(Dataset entries on figures)
════

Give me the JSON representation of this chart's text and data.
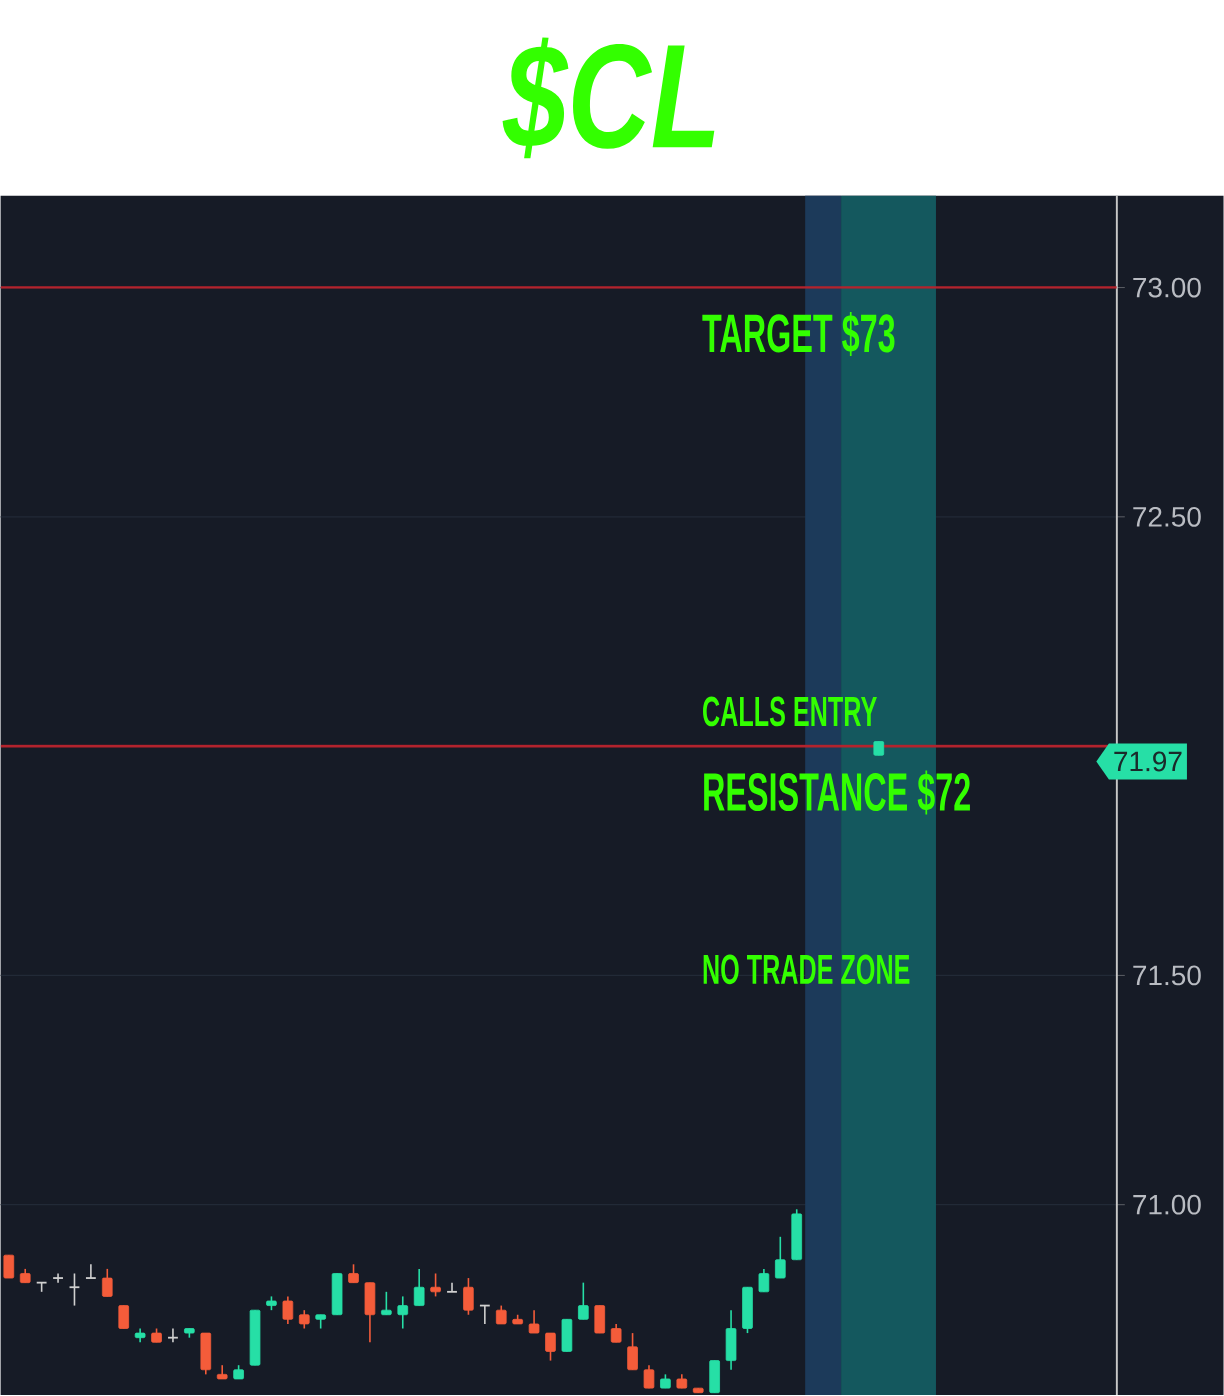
{
  "chart_data": {
    "type": "candlestick",
    "title": "$CL",
    "categories": [
      null,
      null,
      null,
      null,
      null,
      null,
      null,
      null,
      null,
      null,
      null,
      null,
      null,
      null,
      null,
      null,
      null,
      null,
      null,
      null,
      null,
      null,
      null,
      null,
      null,
      null,
      null,
      null,
      null,
      null,
      null,
      null,
      null,
      null,
      null,
      null,
      null,
      null,
      null,
      null,
      null,
      null,
      null,
      null,
      null,
      null,
      null,
      null,
      null,
      null,
      null,
      null,
      null,
      null,
      null,
      null,
      null,
      null,
      null,
      null,
      null,
      null,
      null,
      null,
      null,
      null,
      null,
      null
    ],
    "ohlc": [
      [
        70.89,
        70.89,
        70.84,
        70.84
      ],
      [
        70.85,
        70.86,
        70.83,
        70.83
      ],
      [
        70.83,
        70.83,
        70.81,
        70.83
      ],
      [
        70.84,
        70.85,
        70.83,
        70.84
      ],
      [
        70.82,
        70.85,
        70.78,
        70.82
      ],
      [
        70.84,
        70.87,
        70.84,
        70.84
      ],
      [
        70.84,
        70.86,
        70.8,
        70.8
      ],
      [
        70.78,
        70.78,
        70.73,
        70.73
      ],
      [
        70.71,
        70.73,
        70.7,
        70.72
      ],
      [
        70.72,
        70.73,
        70.7,
        70.7
      ],
      [
        70.71,
        70.73,
        70.7,
        70.71
      ],
      [
        70.72,
        70.73,
        70.71,
        70.73
      ],
      [
        70.72,
        70.72,
        70.63,
        70.64
      ],
      [
        70.63,
        70.65,
        70.62,
        70.62
      ],
      [
        70.62,
        70.65,
        70.62,
        70.64
      ],
      [
        70.65,
        70.77,
        70.65,
        70.77
      ],
      [
        70.78,
        70.8,
        70.77,
        70.79
      ],
      [
        70.79,
        70.8,
        70.74,
        70.75
      ],
      [
        70.76,
        70.77,
        70.73,
        70.74
      ],
      [
        70.75,
        70.76,
        70.73,
        70.76
      ],
      [
        70.76,
        70.85,
        70.76,
        70.85
      ],
      [
        70.85,
        70.87,
        70.83,
        70.83
      ],
      [
        70.83,
        70.83,
        70.7,
        70.76
      ],
      [
        70.76,
        70.81,
        70.76,
        70.77
      ],
      [
        70.76,
        70.8,
        70.73,
        70.78
      ],
      [
        70.78,
        70.86,
        70.78,
        70.82
      ],
      [
        70.82,
        70.85,
        70.8,
        70.81
      ],
      [
        70.81,
        70.83,
        70.81,
        70.81
      ],
      [
        70.82,
        70.84,
        70.76,
        70.77
      ],
      [
        70.78,
        70.78,
        70.74,
        70.78
      ],
      [
        70.77,
        70.78,
        70.74,
        70.74
      ],
      [
        70.75,
        70.76,
        70.74,
        70.74
      ],
      [
        70.74,
        70.77,
        70.72,
        70.72
      ],
      [
        70.72,
        70.72,
        70.66,
        70.68
      ],
      [
        70.68,
        70.75,
        70.68,
        70.75
      ],
      [
        70.75,
        70.83,
        70.75,
        70.78
      ],
      [
        70.78,
        70.78,
        70.72,
        70.72
      ],
      [
        70.73,
        70.74,
        70.7,
        70.7
      ],
      [
        70.69,
        70.72,
        70.64,
        70.64
      ],
      [
        70.64,
        70.65,
        70.6,
        70.6
      ],
      [
        70.6,
        70.63,
        70.6,
        70.62
      ],
      [
        70.62,
        70.63,
        70.6,
        70.6
      ],
      [
        70.6,
        70.6,
        70.59,
        70.59
      ],
      [
        70.59,
        70.66,
        70.59,
        70.66
      ],
      [
        70.66,
        70.77,
        70.64,
        70.73
      ],
      [
        70.73,
        70.82,
        70.72,
        70.82
      ],
      [
        70.81,
        70.86,
        70.81,
        70.85
      ],
      [
        70.84,
        70.93,
        70.84,
        70.88
      ],
      [
        70.88,
        70.99,
        70.88,
        70.98
      ],
      null,
      null,
      null,
      null,
      [
        71.98,
        72.01,
        71.98,
        72.01
      ],
      null,
      null,
      null,
      null,
      null,
      null,
      null,
      null,
      null,
      null,
      null,
      null,
      null,
      null
    ],
    "colors": [
      "#f45c3a",
      "#f45c3a",
      "#d0d0d0",
      "#d0d0d0",
      "#d0d0d0",
      "#d0d0d0",
      "#f45c3a",
      "#f45c3a",
      "#26dfa6",
      "#f45c3a",
      "#d0d0d0",
      "#26dfa6",
      "#f45c3a",
      "#f45c3a",
      "#26dfa6",
      "#26dfa6",
      "#26dfa6",
      "#f45c3a",
      "#f45c3a",
      "#26dfa6",
      "#26dfa6",
      "#f45c3a",
      "#f45c3a",
      "#26dfa6",
      "#26dfa6",
      "#26dfa6",
      "#f45c3a",
      "#d0d0d0",
      "#f45c3a",
      "#d0d0d0",
      "#f45c3a",
      "#f45c3a",
      "#f45c3a",
      "#f45c3a",
      "#26dfa6",
      "#26dfa6",
      "#f45c3a",
      "#f45c3a",
      "#f45c3a",
      "#f45c3a",
      "#26dfa6",
      "#f45c3a",
      "#f45c3a",
      "#26dfa6",
      "#26dfa6",
      "#26dfa6",
      "#26dfa6",
      "#26dfa6",
      "#26dfa6",
      null,
      null,
      null,
      null,
      "#26dfa6",
      null,
      null,
      null,
      null,
      null,
      null,
      null,
      null,
      null,
      null,
      null,
      null,
      null,
      null
    ],
    "ylim": [
      70.585,
      73.2
    ],
    "yticks": [
      {
        "value": 71,
        "label": "71.00"
      },
      {
        "value": 71.5,
        "label": "71.50"
      },
      {
        "value": 72.5,
        "label": "72.50"
      },
      {
        "value": 73,
        "label": "73.00"
      }
    ],
    "grid": "y",
    "tick_labels": "y",
    "ref_lines": [
      {
        "axis": "y",
        "value": 73,
        "label": "TARGET $73",
        "color": "#b3232d"
      },
      {
        "axis": "y",
        "value": 72,
        "label": "RESISTANCE $72",
        "color": "#b3232d"
      }
    ],
    "annotations": [
      "CALLS ENTRY",
      "NO TRADE ZONE",
      "71.97"
    ]
  }
}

════

## Your instructions
Copy the material exactly. Do not include the pictures.

## Complete answer
Give me the JSON representation of this chart's text and data.
{
  "chart_data": {
    "type": "candlestick",
    "title": "$CL",
    "categories": [
      null,
      null,
      null,
      null,
      null,
      null,
      null,
      null,
      null,
      null,
      null,
      null,
      null,
      null,
      null,
      null,
      null,
      null,
      null,
      null,
      null,
      null,
      null,
      null,
      null,
      null,
      null,
      null,
      null,
      null,
      null,
      null,
      null,
      null,
      null,
      null,
      null,
      null,
      null,
      null,
      null,
      null,
      null,
      null,
      null,
      null,
      null,
      null,
      null,
      null,
      null,
      null,
      null,
      null,
      null,
      null,
      null,
      null,
      null,
      null,
      null,
      null,
      null,
      null,
      null,
      null,
      null,
      null
    ],
    "ohlc": [
      [
        70.89,
        70.89,
        70.84,
        70.84
      ],
      [
        70.85,
        70.86,
        70.83,
        70.83
      ],
      [
        70.83,
        70.83,
        70.81,
        70.83
      ],
      [
        70.84,
        70.85,
        70.83,
        70.84
      ],
      [
        70.82,
        70.85,
        70.78,
        70.82
      ],
      [
        70.84,
        70.87,
        70.84,
        70.84
      ],
      [
        70.84,
        70.86,
        70.8,
        70.8
      ],
      [
        70.78,
        70.78,
        70.73,
        70.73
      ],
      [
        70.71,
        70.73,
        70.7,
        70.72
      ],
      [
        70.72,
        70.73,
        70.7,
        70.7
      ],
      [
        70.71,
        70.73,
        70.7,
        70.71
      ],
      [
        70.72,
        70.73,
        70.71,
        70.73
      ],
      [
        70.72,
        70.72,
        70.63,
        70.64
      ],
      [
        70.63,
        70.65,
        70.62,
        70.62
      ],
      [
        70.62,
        70.65,
        70.62,
        70.64
      ],
      [
        70.65,
        70.77,
        70.65,
        70.77
      ],
      [
        70.78,
        70.8,
        70.77,
        70.79
      ],
      [
        70.79,
        70.8,
        70.74,
        70.75
      ],
      [
        70.76,
        70.77,
        70.73,
        70.74
      ],
      [
        70.75,
        70.76,
        70.73,
        70.76
      ],
      [
        70.76,
        70.85,
        70.76,
        70.85
      ],
      [
        70.85,
        70.87,
        70.83,
        70.83
      ],
      [
        70.83,
        70.83,
        70.7,
        70.76
      ],
      [
        70.76,
        70.81,
        70.76,
        70.77
      ],
      [
        70.76,
        70.8,
        70.73,
        70.78
      ],
      [
        70.78,
        70.86,
        70.78,
        70.82
      ],
      [
        70.82,
        70.85,
        70.8,
        70.81
      ],
      [
        70.81,
        70.83,
        70.81,
        70.81
      ],
      [
        70.82,
        70.84,
        70.76,
        70.77
      ],
      [
        70.78,
        70.78,
        70.74,
        70.78
      ],
      [
        70.77,
        70.78,
        70.74,
        70.74
      ],
      [
        70.75,
        70.76,
        70.74,
        70.74
      ],
      [
        70.74,
        70.77,
        70.72,
        70.72
      ],
      [
        70.72,
        70.72,
        70.66,
        70.68
      ],
      [
        70.68,
        70.75,
        70.68,
        70.75
      ],
      [
        70.75,
        70.83,
        70.75,
        70.78
      ],
      [
        70.78,
        70.78,
        70.72,
        70.72
      ],
      [
        70.73,
        70.74,
        70.7,
        70.7
      ],
      [
        70.69,
        70.72,
        70.64,
        70.64
      ],
      [
        70.64,
        70.65,
        70.6,
        70.6
      ],
      [
        70.6,
        70.63,
        70.6,
        70.62
      ],
      [
        70.62,
        70.63,
        70.6,
        70.6
      ],
      [
        70.6,
        70.6,
        70.59,
        70.59
      ],
      [
        70.59,
        70.66,
        70.59,
        70.66
      ],
      [
        70.66,
        70.77,
        70.64,
        70.73
      ],
      [
        70.73,
        70.82,
        70.72,
        70.82
      ],
      [
        70.81,
        70.86,
        70.81,
        70.85
      ],
      [
        70.84,
        70.93,
        70.84,
        70.88
      ],
      [
        70.88,
        70.99,
        70.88,
        70.98
      ],
      null,
      null,
      null,
      null,
      [
        71.98,
        72.01,
        71.98,
        72.01
      ],
      null,
      null,
      null,
      null,
      null,
      null,
      null,
      null,
      null,
      null,
      null,
      null,
      null,
      null
    ],
    "colors": [
      "#f45c3a",
      "#f45c3a",
      "#d0d0d0",
      "#d0d0d0",
      "#d0d0d0",
      "#d0d0d0",
      "#f45c3a",
      "#f45c3a",
      "#26dfa6",
      "#f45c3a",
      "#d0d0d0",
      "#26dfa6",
      "#f45c3a",
      "#f45c3a",
      "#26dfa6",
      "#26dfa6",
      "#26dfa6",
      "#f45c3a",
      "#f45c3a",
      "#26dfa6",
      "#26dfa6",
      "#f45c3a",
      "#f45c3a",
      "#26dfa6",
      "#26dfa6",
      "#26dfa6",
      "#f45c3a",
      "#d0d0d0",
      "#f45c3a",
      "#d0d0d0",
      "#f45c3a",
      "#f45c3a",
      "#f45c3a",
      "#f45c3a",
      "#26dfa6",
      "#26dfa6",
      "#f45c3a",
      "#f45c3a",
      "#f45c3a",
      "#f45c3a",
      "#26dfa6",
      "#f45c3a",
      "#f45c3a",
      "#26dfa6",
      "#26dfa6",
      "#26dfa6",
      "#26dfa6",
      "#26dfa6",
      "#26dfa6",
      null,
      null,
      null,
      null,
      "#26dfa6",
      null,
      null,
      null,
      null,
      null,
      null,
      null,
      null,
      null,
      null,
      null,
      null,
      null,
      null
    ],
    "ylim": [
      70.585,
      73.2
    ],
    "yticks": [
      {
        "value": 71,
        "label": "71.00"
      },
      {
        "value": 71.5,
        "label": "71.50"
      },
      {
        "value": 72.5,
        "label": "72.50"
      },
      {
        "value": 73,
        "label": "73.00"
      }
    ],
    "grid": "y",
    "tick_labels": "y",
    "ref_lines": [
      {
        "axis": "y",
        "value": 73,
        "label": "TARGET $73",
        "color": "#b3232d"
      },
      {
        "axis": "y",
        "value": 72,
        "label": "RESISTANCE $72",
        "color": "#b3232d"
      }
    ],
    "annotations": [
      "CALLS ENTRY",
      "NO TRADE ZONE",
      "71.97"
    ]
  }
}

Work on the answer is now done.